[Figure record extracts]
*****
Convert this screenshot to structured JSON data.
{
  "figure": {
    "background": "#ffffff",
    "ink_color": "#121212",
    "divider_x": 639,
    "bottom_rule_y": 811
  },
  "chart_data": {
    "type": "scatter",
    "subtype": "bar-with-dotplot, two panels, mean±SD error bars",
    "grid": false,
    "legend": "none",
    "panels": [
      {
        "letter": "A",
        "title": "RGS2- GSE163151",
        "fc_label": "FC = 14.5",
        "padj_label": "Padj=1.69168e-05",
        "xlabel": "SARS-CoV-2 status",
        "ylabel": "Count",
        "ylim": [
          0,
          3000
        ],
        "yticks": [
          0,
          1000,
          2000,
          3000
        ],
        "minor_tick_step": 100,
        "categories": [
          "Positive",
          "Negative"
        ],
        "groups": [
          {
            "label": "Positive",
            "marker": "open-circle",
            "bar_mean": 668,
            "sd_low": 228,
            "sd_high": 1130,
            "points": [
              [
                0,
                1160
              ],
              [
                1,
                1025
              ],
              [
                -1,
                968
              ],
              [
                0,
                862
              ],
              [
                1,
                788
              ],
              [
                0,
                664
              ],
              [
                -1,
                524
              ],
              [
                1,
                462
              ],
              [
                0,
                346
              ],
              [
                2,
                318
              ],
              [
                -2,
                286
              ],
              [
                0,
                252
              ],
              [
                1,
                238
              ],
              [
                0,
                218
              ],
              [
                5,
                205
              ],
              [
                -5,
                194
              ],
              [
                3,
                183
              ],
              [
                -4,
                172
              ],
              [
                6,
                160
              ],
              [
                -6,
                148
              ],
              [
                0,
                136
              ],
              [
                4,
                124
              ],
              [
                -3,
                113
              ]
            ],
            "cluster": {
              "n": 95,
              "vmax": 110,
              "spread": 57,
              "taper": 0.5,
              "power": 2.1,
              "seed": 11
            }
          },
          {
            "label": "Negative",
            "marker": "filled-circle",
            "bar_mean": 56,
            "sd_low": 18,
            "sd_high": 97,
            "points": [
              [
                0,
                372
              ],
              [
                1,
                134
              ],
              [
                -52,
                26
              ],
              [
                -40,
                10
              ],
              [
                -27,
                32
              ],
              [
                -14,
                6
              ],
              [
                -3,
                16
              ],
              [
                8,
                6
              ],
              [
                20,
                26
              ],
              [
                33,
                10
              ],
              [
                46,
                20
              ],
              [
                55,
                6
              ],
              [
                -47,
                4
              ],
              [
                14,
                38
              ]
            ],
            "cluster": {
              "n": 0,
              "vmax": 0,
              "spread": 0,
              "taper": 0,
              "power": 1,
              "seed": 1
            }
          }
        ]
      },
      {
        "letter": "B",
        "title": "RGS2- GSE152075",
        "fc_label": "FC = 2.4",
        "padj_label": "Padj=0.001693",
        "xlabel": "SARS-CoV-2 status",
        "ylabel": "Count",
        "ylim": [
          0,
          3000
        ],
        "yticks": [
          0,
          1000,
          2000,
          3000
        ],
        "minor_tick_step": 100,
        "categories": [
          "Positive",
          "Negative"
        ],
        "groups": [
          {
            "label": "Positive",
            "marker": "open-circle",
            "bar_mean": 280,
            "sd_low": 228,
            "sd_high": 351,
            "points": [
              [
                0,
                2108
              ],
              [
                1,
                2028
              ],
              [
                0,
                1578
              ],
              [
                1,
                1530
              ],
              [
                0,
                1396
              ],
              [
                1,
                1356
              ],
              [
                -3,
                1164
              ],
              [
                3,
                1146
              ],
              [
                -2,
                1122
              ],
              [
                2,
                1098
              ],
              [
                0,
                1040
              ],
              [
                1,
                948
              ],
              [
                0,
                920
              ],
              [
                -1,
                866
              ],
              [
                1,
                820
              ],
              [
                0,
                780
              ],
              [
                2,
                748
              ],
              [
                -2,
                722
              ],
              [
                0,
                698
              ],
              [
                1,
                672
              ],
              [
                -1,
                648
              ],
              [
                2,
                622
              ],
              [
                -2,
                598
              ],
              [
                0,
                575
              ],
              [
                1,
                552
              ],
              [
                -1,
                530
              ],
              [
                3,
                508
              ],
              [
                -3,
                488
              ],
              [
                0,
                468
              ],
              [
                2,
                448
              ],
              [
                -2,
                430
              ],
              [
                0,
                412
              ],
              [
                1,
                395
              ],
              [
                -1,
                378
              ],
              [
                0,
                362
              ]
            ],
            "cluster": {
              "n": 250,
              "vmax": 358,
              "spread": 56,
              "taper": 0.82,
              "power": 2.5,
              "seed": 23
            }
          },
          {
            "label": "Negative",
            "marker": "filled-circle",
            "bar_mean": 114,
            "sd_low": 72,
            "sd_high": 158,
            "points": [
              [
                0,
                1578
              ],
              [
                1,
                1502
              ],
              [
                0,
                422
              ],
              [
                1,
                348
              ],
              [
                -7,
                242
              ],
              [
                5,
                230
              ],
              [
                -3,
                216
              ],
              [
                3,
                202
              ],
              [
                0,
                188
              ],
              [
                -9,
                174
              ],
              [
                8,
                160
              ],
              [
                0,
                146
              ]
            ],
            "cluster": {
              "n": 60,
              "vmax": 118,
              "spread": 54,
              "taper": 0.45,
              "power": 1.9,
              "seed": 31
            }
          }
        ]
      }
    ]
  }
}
*****
=== Given instruction ===
Within the material above, find the lines that contain the word "panels"; copy them.

=== Response below ===
    "subtype": "bar-with-dotplot, two panels, mean±SD error bars",
    "panels": [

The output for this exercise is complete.